Work task. Search the entries for the word "Health" and report each line that has it.

*** Dataset excerpts Section Begins ***

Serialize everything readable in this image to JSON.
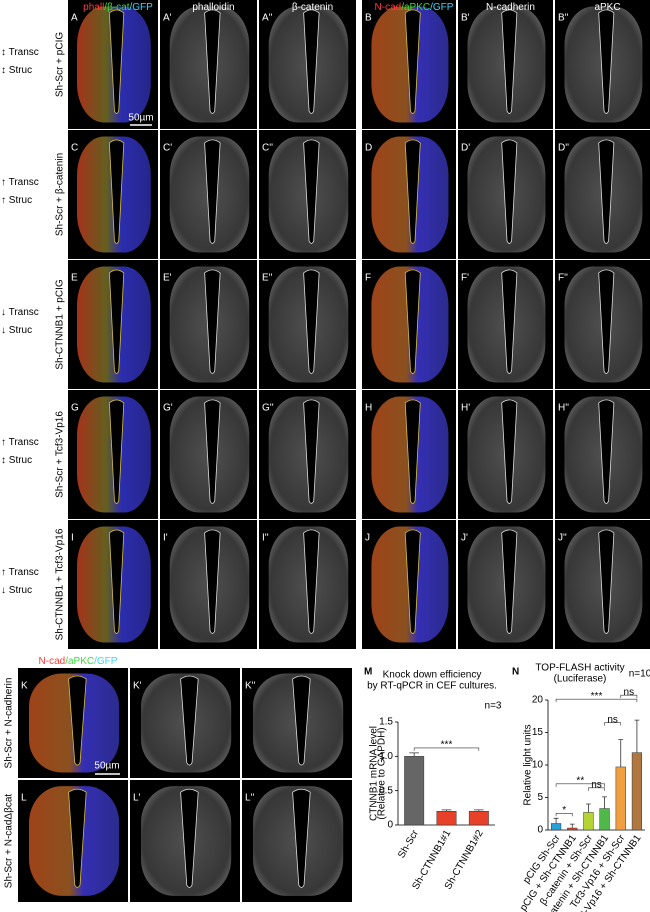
{
  "top_headers": [
    {
      "parts": [
        {
          "text": "phall",
          "color": "#ff3b3b"
        },
        {
          "text": "/β-cat",
          "color": "#3bdc3b"
        },
        {
          "text": "/GFP",
          "color": "#3bd6ff"
        }
      ]
    },
    {
      "parts": [
        {
          "text": "phalloidin",
          "color": "#ffffff"
        }
      ]
    },
    {
      "parts": [
        {
          "text": "β-catenin",
          "color": "#ffffff"
        }
      ]
    },
    {
      "parts": [
        {
          "text": "N-cad",
          "color": "#ff3b3b"
        },
        {
          "text": "/aPKC",
          "color": "#3bdc3b"
        },
        {
          "text": "/GFP",
          "color": "#3bd6ff"
        }
      ]
    },
    {
      "parts": [
        {
          "text": "N-cadherin",
          "color": "#ffffff"
        }
      ]
    },
    {
      "parts": [
        {
          "text": "aPKC",
          "color": "#ffffff"
        }
      ]
    }
  ],
  "rows": [
    {
      "conditions": [
        "↕ Transc",
        "↕ Struc"
      ],
      "label": "Sh-Scr + pCIG",
      "panels": [
        "A",
        "A'",
        "A''",
        "B",
        "B'",
        "B''"
      ]
    },
    {
      "conditions": [
        "↑ Transc",
        "↑ Struc"
      ],
      "label": "Sh-Scr + β-catenin",
      "panels": [
        "C",
        "C'",
        "C''",
        "D",
        "D'",
        "D''"
      ]
    },
    {
      "conditions": [
        "↓ Transc",
        "↓ Struc"
      ],
      "label": "Sh-CTNNB1 + pCIG",
      "panels": [
        "E",
        "E'",
        "E''",
        "F",
        "F'",
        "F''"
      ]
    },
    {
      "conditions": [
        "↑ Transc",
        "↕ Struc"
      ],
      "label": "Sh-Scr + Tcf3-Vp16",
      "panels": [
        "G",
        "G'",
        "G''",
        "H",
        "H'",
        "H''"
      ]
    },
    {
      "conditions": [
        "↑ Transc",
        "↓ Struc"
      ],
      "label": "Sh-CTNNB1 + Tcf3-Vp16",
      "panels": [
        "I",
        "I'",
        "I''",
        "J",
        "J'",
        "J''"
      ]
    }
  ],
  "scale_bar_top": "50µm",
  "bottom_headers": [
    {
      "parts": [
        {
          "text": "N-cad",
          "color": "#ff3b3b"
        },
        {
          "text": "/aPKC",
          "color": "#3bdc3b"
        },
        {
          "text": "/GFP",
          "color": "#3bd6ff"
        }
      ]
    },
    {
      "parts": [
        {
          "text": "N-cadherin",
          "color": "#ffffff"
        }
      ]
    },
    {
      "parts": [
        {
          "text": "aPKC",
          "color": "#ffffff"
        }
      ]
    }
  ],
  "bottom_rows": [
    {
      "label": "Sh-Scr + N-cadherin",
      "panels": [
        "K",
        "K'",
        "K''"
      ]
    },
    {
      "label": "Sh-Scr + N-cadΔβcat",
      "panels": [
        "L",
        "L'",
        "L''"
      ]
    }
  ],
  "scale_bar_bottom": "50µm",
  "chart_data": [
    {
      "type": "bar",
      "panel_label": "M",
      "title": [
        "Knock down efficiency",
        "by RT-qPCR in CEF cultures."
      ],
      "ylabel": [
        "CTNNB1 mRNA level",
        "(Relative to GAPDH)"
      ],
      "note": "n=3",
      "categories": [
        "Sh-Scr",
        "Sh-CTNNB1#1",
        "Sh-CTNNB1#2"
      ],
      "values": [
        1.0,
        0.2,
        0.2
      ],
      "errors": [
        0.05,
        0.02,
        0.02
      ],
      "colors": [
        "#666666",
        "#e8412a",
        "#e8412a"
      ],
      "ylim": [
        0,
        1.5
      ],
      "yticks": [
        0,
        0.5,
        {
          "value": 1,
          "label": "1.0"
        },
        1.5
      ],
      "significance": [
        {
          "label": "***",
          "groups": [
            0,
            1,
            2
          ]
        }
      ]
    },
    {
      "type": "bar",
      "panel_label": "N",
      "title": [
        "TOP-FLASH activity",
        "(Luciferase)"
      ],
      "ylabel": [
        "Relative light units"
      ],
      "note": "n=10",
      "categories": [
        "pCIG Sh-Scr",
        "pCIG + Sh-CTNNB1",
        "β-catenin + Sh-Scr",
        "β-catenin + Sh-CTNNB1",
        "Tcf3-Vp16 + Sh-Scr",
        "Tcf3-Vp16 + Sh-CTNNB1"
      ],
      "values": [
        1.0,
        0.3,
        2.7,
        3.3,
        9.7,
        11.9
      ],
      "errors": [
        0.8,
        0.6,
        1.3,
        1.8,
        4.2,
        5.0
      ],
      "colors": [
        "#2a9fd8",
        "#e8412a",
        "#b5d334",
        "#4fb848",
        "#f0a040",
        "#b07840"
      ],
      "ylim": [
        0,
        20
      ],
      "yticks": [
        0,
        5,
        10,
        15,
        20
      ],
      "significance": [
        {
          "label": "*",
          "groups": [
            0,
            1
          ]
        },
        {
          "label": "ns",
          "groups": [
            2,
            3
          ]
        },
        {
          "label": "**",
          "groups": [
            0,
            2,
            3
          ]
        },
        {
          "label": "ns",
          "groups": [
            3,
            4
          ]
        },
        {
          "label": "***",
          "groups": [
            0,
            4,
            5
          ]
        },
        {
          "label": "ns",
          "groups": [
            4,
            5
          ]
        }
      ]
    }
  ]
}
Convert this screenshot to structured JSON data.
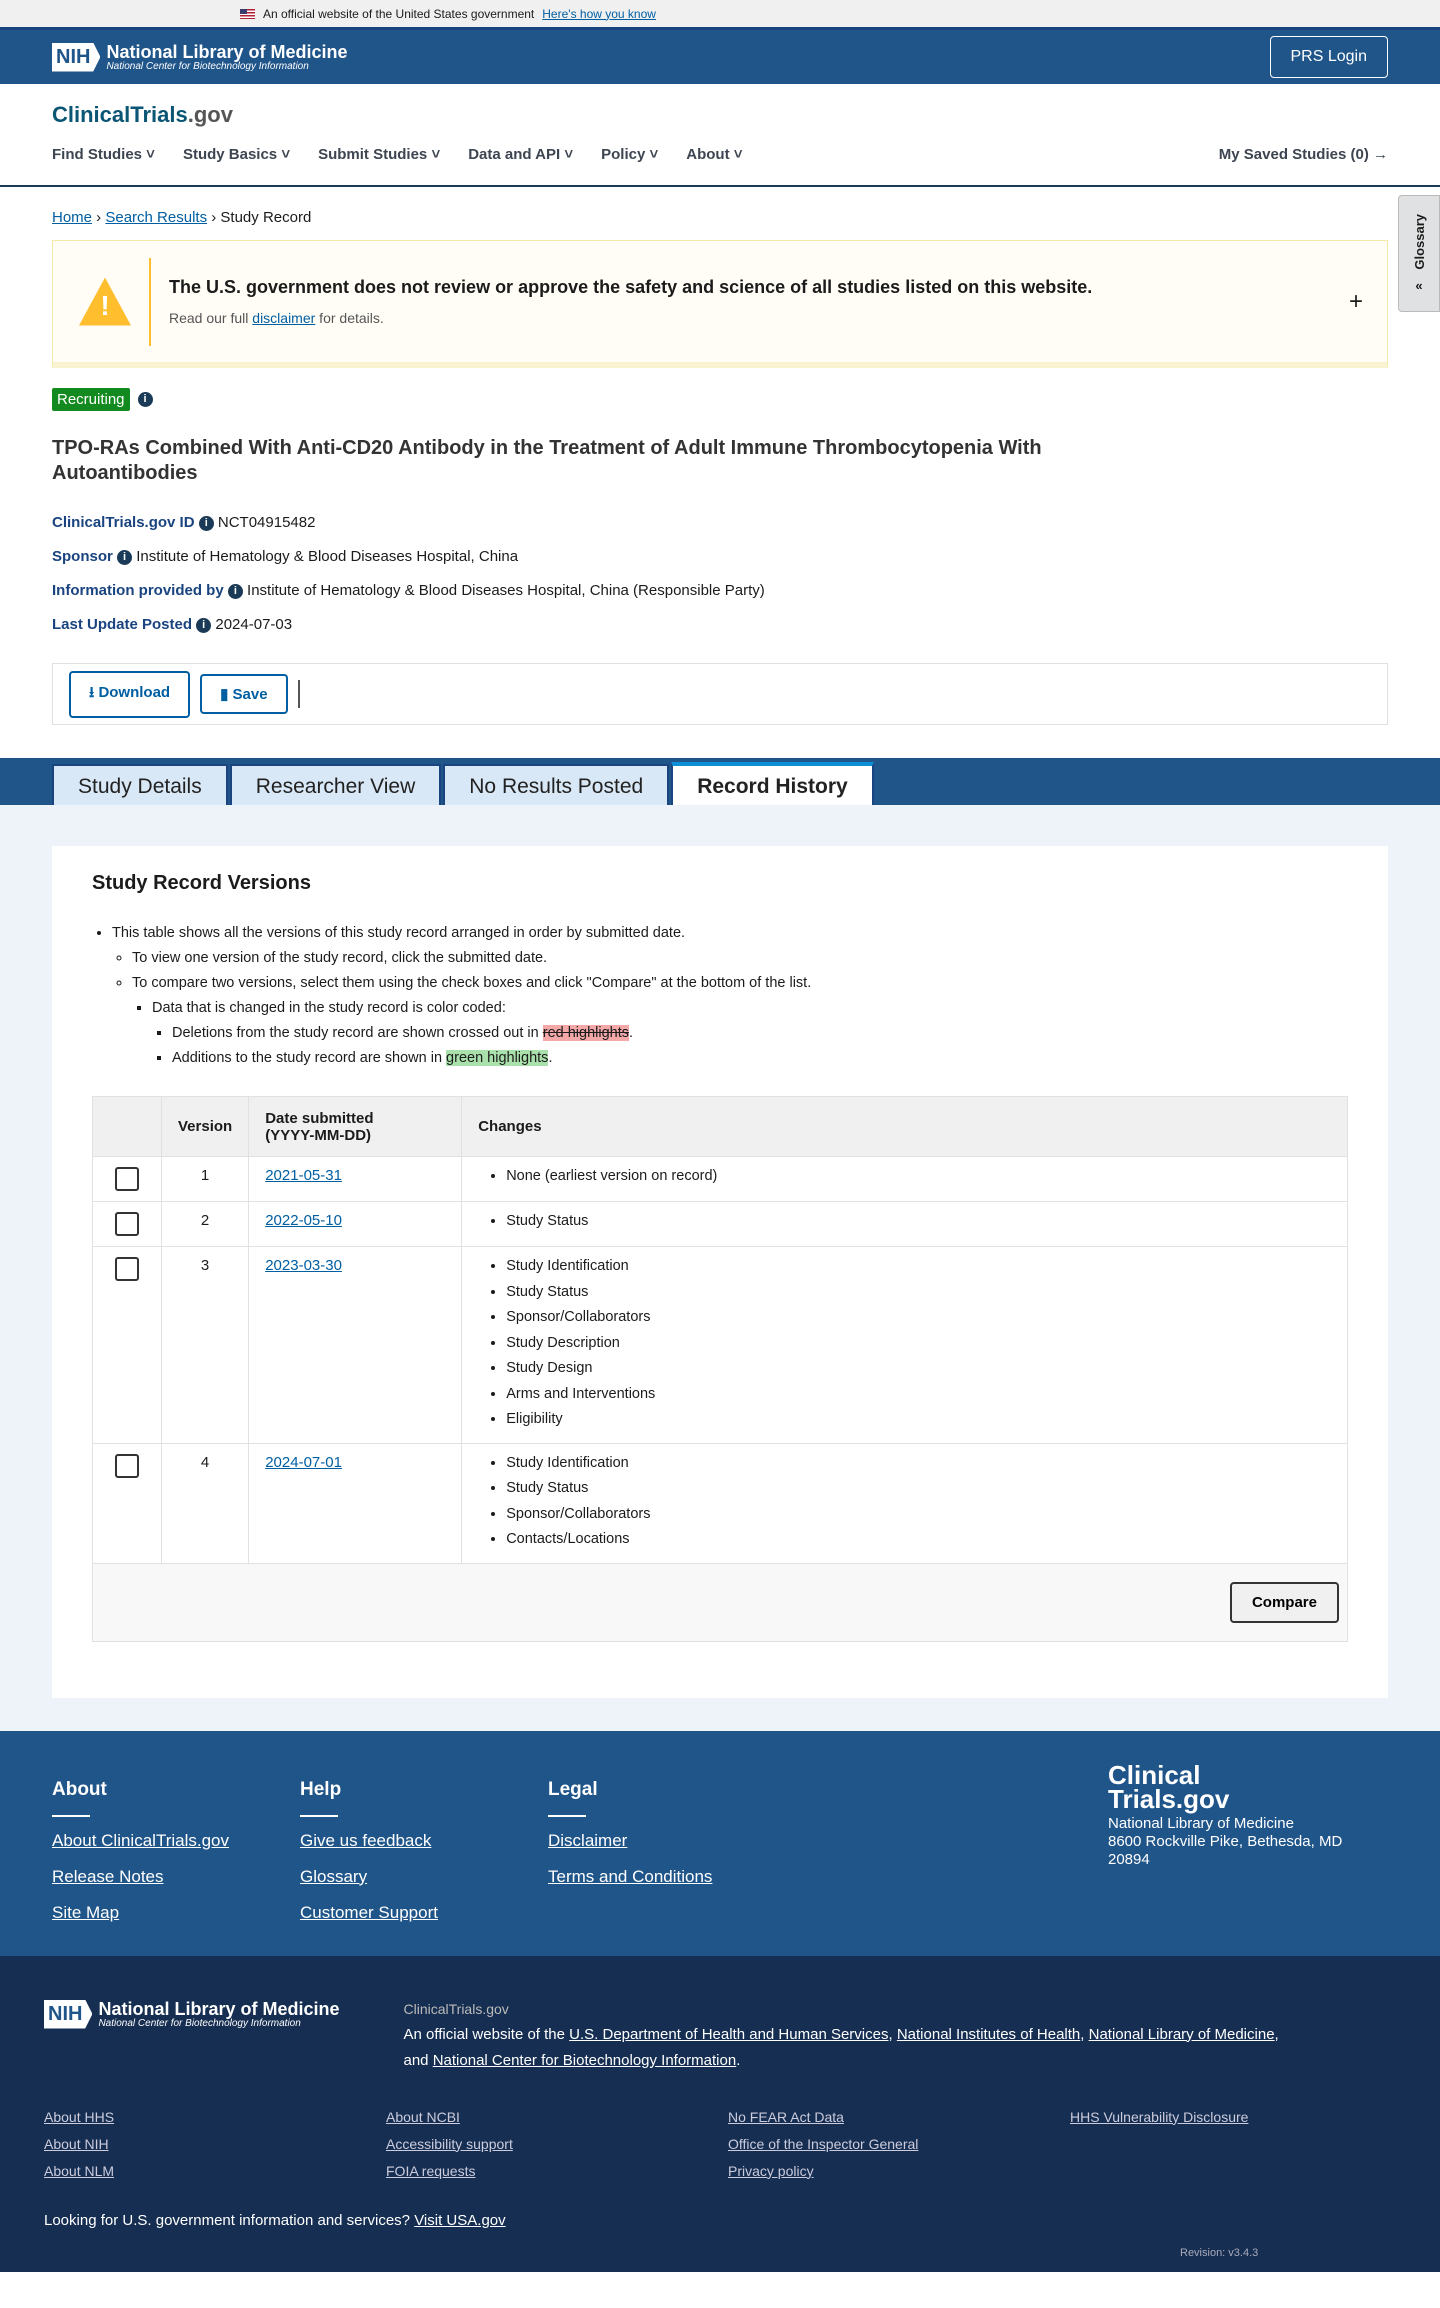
{
  "gov_banner": {
    "text": "An official website of the United States government",
    "link": "Here's how you know"
  },
  "header": {
    "logo_title": "National Library of Medicine",
    "logo_sub": "National Center for Biotechnology Information",
    "logo_abbr": "NIH",
    "prs_login": "PRS Login"
  },
  "nav": {
    "brand_a": "ClinicalTrials",
    "brand_b": ".gov",
    "items": [
      "Find Studies",
      "Study Basics",
      "Submit Studies",
      "Data and API",
      "Policy",
      "About"
    ],
    "saved": "My Saved Studies (0)"
  },
  "breadcrumb": {
    "home": "Home",
    "search": "Search Results",
    "current": "Study Record"
  },
  "glossary": "Glossary",
  "alert": {
    "title": "The U.S. government does not review or approve the safety and science of all studies listed on this website.",
    "pre": "Read our full ",
    "link": "disclaimer",
    "post": " for details."
  },
  "study": {
    "status": "Recruiting",
    "title": "TPO-RAs Combined With Anti-CD20 Antibody in the Treatment of Adult Immune Thrombocytopenia With Autoantibodies",
    "id_label": "ClinicalTrials.gov ID",
    "id": "NCT04915482",
    "sponsor_label": "Sponsor",
    "sponsor": "Institute of Hematology & Blood Diseases Hospital, China",
    "info_label": "Information provided by",
    "info": "Institute of Hematology & Blood Diseases Hospital, China (Responsible Party)",
    "updated_label": "Last Update Posted",
    "updated": "2024-07-03"
  },
  "actions": {
    "download": "Download",
    "save": "Save"
  },
  "tabs": [
    "Study Details",
    "Researcher View",
    "No Results Posted",
    "Record History"
  ],
  "versions": {
    "title": "Study Record Versions",
    "notes": [
      "This table shows all the versions of this study record arranged in order by submitted date.",
      "To view one version of the study record, click the submitted date.",
      "To compare two versions, select them using the check boxes and click \"Compare\" at the bottom of the list.",
      "Data that is changed in the study record is color coded:",
      "Deletions from the study record are shown crossed out in ",
      "red highlights",
      "Additions to the study record are shown in ",
      "green highlights",
      "."
    ],
    "headers": [
      "Version",
      "Date submitted",
      "(YYYY-MM-DD)",
      "Changes"
    ],
    "rows": [
      {
        "version": "1",
        "date": "2021-05-31",
        "changes": [
          "None (earliest version on record)"
        ]
      },
      {
        "version": "2",
        "date": "2022-05-10",
        "changes": [
          "Study Status"
        ]
      },
      {
        "version": "3",
        "date": "2023-03-30",
        "changes": [
          "Study Identification",
          "Study Status",
          "Sponsor/Collaborators",
          "Study Description",
          "Study Design",
          "Arms and Interventions",
          "Eligibility"
        ]
      },
      {
        "version": "4",
        "date": "2024-07-01",
        "changes": [
          "Study Identification",
          "Study Status",
          "Sponsor/Collaborators",
          "Contacts/Locations"
        ]
      }
    ],
    "compare": "Compare"
  },
  "footer": {
    "cols": [
      {
        "title": "About",
        "links": [
          "About ClinicalTrials.gov",
          "Release Notes",
          "Site Map"
        ]
      },
      {
        "title": "Help",
        "links": [
          "Give us feedback",
          "Glossary",
          "Customer Support"
        ]
      },
      {
        "title": "Legal",
        "links": [
          "Disclaimer",
          "Terms and Conditions"
        ]
      }
    ],
    "logo_a": "Clinical",
    "logo_b": "Trials.gov",
    "addr1": "National Library of Medicine",
    "addr2": "8600 Rockville Pike, Bethesda, MD",
    "addr3": "20894"
  },
  "footer2": {
    "site": "ClinicalTrials.gov",
    "pre": "An official website of the ",
    "l1": "U.S. Department of Health and Human Services",
    "l2": "National Institutes of Health",
    "l3": "National Library of Medicine",
    "and": "and ",
    "l4": "National Center for Biotechnology Information",
    "links": [
      "About HHS",
      "About NCBI",
      "No FEAR Act Data",
      "HHS Vulnerability Disclosure",
      "About NIH",
      "Accessibility support",
      "Office of the Inspector General",
      "",
      "About NLM",
      "FOIA requests",
      "Privacy policy",
      ""
    ],
    "usa_text": "Looking for U.S. government information and services?",
    "usa_link": "Visit USA.gov",
    "revision": "Revision: v3.4.3"
  }
}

*** Dataset excerpts Section Ends ***

Your solution.
    "l1": "U.S. Department of Health and Human Services",
    "l2": "National Institutes of Health",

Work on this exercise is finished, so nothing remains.